Quoted text.
========================================================================

Reading Rear Carburetor
We fired the engine, held the flowmeter on top of the rear carburetor, and took a reading. Now, we will confess we aren’t exactly sure what the meter numbers mean, but we do know we want the exact same number from both carburetors. We made a note of the reading and then tested the front carburetor and noticed that the carburetor was flowing a good bit less air than the rear carburetor. With the flowmeter back on the rear carb, we backed the idle speed screw out (counterclockwise); this lowered the airflow in the rear carburetor to a number closer to the front carb. It also lowered the idle. Next, we moved the flowmeter to the front carburetor and turned that idle speed screw in (clockwise) to raise the idle a bit, thereby increasing the airflow to match the front carburetor. We went back and forth several times until we had the flow exactly the same on both carburetors.

========================================================================

Exercise material.
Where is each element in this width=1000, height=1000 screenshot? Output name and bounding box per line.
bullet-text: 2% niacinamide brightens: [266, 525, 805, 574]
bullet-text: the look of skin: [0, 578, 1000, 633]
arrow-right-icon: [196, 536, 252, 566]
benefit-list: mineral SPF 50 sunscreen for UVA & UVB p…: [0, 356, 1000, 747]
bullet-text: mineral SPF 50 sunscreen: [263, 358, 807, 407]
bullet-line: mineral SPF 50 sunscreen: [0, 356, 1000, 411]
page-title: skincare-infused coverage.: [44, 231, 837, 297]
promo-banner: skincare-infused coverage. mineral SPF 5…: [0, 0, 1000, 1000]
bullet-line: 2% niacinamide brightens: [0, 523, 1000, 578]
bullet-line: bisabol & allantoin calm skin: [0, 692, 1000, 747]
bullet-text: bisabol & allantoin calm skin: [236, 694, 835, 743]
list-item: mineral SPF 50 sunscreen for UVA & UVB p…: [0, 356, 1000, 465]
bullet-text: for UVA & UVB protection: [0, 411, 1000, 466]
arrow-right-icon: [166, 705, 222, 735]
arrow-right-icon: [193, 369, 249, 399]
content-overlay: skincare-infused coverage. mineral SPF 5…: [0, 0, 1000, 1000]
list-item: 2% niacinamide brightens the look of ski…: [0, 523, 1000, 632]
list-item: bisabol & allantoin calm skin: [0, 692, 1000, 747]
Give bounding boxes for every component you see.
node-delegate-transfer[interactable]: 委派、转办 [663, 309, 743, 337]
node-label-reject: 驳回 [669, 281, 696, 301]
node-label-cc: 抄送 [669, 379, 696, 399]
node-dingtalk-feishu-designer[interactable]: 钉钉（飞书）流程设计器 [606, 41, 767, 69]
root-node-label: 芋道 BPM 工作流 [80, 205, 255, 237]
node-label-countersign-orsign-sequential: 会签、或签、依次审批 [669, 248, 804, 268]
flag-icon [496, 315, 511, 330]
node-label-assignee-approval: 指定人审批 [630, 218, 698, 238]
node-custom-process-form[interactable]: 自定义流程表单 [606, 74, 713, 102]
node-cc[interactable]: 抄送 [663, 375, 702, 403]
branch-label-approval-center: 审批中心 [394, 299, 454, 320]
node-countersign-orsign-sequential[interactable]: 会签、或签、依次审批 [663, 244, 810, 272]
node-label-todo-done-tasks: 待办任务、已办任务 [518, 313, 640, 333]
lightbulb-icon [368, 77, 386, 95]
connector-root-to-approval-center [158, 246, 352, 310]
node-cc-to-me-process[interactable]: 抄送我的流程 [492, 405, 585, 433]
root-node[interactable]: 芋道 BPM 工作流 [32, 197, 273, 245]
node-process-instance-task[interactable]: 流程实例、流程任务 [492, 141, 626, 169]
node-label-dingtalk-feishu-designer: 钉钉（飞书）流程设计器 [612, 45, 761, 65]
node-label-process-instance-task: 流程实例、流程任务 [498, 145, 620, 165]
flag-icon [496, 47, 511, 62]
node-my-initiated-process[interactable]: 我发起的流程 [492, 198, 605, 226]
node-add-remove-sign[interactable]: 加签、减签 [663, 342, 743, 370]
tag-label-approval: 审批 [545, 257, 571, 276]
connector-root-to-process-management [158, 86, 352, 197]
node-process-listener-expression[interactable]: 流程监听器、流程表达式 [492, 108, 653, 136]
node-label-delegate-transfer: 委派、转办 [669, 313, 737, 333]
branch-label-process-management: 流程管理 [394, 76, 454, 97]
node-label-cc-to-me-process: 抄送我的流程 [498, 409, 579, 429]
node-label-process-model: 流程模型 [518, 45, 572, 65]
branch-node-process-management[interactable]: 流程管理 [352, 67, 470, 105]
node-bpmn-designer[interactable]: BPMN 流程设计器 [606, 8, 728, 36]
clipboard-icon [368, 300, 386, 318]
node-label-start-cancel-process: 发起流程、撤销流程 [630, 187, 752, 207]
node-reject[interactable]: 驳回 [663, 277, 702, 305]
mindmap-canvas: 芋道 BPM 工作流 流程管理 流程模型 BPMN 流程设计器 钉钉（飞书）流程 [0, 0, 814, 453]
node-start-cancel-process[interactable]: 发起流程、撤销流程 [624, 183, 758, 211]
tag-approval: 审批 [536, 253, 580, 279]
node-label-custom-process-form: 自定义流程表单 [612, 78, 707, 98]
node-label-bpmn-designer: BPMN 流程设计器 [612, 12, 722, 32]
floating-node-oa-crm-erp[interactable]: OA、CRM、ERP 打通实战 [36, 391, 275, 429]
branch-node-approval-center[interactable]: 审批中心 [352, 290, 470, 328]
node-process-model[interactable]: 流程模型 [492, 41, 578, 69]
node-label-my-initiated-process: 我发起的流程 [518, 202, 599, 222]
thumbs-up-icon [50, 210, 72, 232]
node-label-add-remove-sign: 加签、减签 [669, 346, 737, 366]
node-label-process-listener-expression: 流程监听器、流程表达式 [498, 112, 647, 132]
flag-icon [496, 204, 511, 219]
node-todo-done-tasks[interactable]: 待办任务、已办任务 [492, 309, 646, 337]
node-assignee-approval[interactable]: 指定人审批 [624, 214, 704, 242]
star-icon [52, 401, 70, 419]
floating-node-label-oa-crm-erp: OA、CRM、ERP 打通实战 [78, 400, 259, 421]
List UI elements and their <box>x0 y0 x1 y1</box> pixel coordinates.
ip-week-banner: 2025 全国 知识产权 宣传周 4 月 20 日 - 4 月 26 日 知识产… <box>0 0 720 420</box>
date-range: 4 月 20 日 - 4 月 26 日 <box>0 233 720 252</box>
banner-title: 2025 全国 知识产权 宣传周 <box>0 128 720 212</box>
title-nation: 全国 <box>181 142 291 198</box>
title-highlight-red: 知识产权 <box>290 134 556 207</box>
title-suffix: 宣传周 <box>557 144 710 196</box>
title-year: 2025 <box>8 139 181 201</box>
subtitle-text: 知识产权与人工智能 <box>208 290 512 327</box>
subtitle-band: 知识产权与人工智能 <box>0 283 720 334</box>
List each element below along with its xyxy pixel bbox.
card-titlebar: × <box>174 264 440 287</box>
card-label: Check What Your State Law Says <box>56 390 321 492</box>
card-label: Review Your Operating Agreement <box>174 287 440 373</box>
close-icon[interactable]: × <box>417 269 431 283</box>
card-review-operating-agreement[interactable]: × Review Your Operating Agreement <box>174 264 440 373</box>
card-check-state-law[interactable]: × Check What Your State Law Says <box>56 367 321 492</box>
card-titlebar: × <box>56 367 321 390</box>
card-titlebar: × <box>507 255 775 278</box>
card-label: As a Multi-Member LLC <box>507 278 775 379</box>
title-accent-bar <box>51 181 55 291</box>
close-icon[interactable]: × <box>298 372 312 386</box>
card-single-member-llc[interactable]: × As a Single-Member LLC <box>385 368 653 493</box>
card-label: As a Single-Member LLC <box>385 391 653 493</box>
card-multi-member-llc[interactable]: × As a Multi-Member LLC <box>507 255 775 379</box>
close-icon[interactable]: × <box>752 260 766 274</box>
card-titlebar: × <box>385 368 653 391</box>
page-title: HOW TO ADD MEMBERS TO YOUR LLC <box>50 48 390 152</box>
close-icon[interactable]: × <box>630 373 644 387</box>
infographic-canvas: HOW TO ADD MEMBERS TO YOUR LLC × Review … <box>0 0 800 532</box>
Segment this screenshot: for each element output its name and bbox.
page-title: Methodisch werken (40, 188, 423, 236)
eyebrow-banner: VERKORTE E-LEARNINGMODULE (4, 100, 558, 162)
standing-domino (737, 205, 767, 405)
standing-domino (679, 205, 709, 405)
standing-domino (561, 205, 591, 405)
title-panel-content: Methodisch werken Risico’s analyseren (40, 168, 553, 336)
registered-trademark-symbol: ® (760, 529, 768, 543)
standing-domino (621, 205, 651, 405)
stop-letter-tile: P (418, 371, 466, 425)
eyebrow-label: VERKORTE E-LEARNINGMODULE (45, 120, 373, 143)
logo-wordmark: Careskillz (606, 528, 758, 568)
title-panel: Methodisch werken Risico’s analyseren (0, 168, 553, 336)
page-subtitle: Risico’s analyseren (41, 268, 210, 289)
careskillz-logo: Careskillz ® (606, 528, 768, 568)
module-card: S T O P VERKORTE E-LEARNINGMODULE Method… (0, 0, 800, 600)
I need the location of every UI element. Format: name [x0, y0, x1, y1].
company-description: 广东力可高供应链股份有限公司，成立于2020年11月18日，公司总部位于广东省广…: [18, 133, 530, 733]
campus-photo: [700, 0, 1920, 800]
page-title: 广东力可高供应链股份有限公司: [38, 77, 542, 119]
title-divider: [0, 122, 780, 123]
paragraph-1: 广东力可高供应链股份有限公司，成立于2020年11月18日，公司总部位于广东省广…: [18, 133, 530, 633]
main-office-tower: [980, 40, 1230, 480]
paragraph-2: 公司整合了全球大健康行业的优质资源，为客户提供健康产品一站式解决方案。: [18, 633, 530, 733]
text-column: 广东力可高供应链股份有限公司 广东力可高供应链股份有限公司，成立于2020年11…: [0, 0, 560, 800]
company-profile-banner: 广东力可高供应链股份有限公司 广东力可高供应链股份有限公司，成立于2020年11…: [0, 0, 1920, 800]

========================================================================

Directives.
1/ Substitute "bullet-copy" for "bullet-text" in the entries, starting with the first line of the entries and going on through the line with "promo-banner: skincare-infused coverage.". Give those lines again with nothing else changed.
2/ Resume the passage on balancing airflow between the two carburetors, picking up after its last sentence.

Expected results.
1/
Where is each element in this width=1000, height=1000 screenshot? Output name and bounding box per line.
bullet-copy: 2% niacinamide brightens: [266, 525, 805, 574]
bullet-copy: the look of skin: [0, 578, 1000, 633]
arrow-right-icon: [196, 536, 252, 566]
benefit-list: mineral SPF 50 sunscreen for UVA & UVB p…: [0, 356, 1000, 747]
bullet-copy: mineral SPF 50 sunscreen: [263, 358, 807, 407]
bullet-line: mineral SPF 50 sunscreen: [0, 356, 1000, 411]
page-title: skincare-infused coverage.: [44, 231, 837, 297]
promo-banner: skincare-infused coverage. mineral SPF 5…: [0, 0, 1000, 1000]

2/
Idle Speed Adjustment
We checked our idle speed and found it was a bit high. Once again, we synchronized the carburetors with the flowmeter as we lowered the idle speed. This was achieved by adjusting both carburetor idle screws until we had the desired idle along with perfectly matched flow. Ultimately, our Flathead idled smoothly at 600 rpm with perfectly synchronized carburetors. Next, we carefully adjusted the linkage rod to connect the two carburetors. We checked the flow to be sure the rod had not affected our airflow. Then, the throttle was connected back to the gas pedal, air filters were installed, and it was time for a test drive. We were amazed at how smoothly the engine ran through the rpm range. There was no “flat spot,” no tailpipe popping, just raw, unbridled Flathead power.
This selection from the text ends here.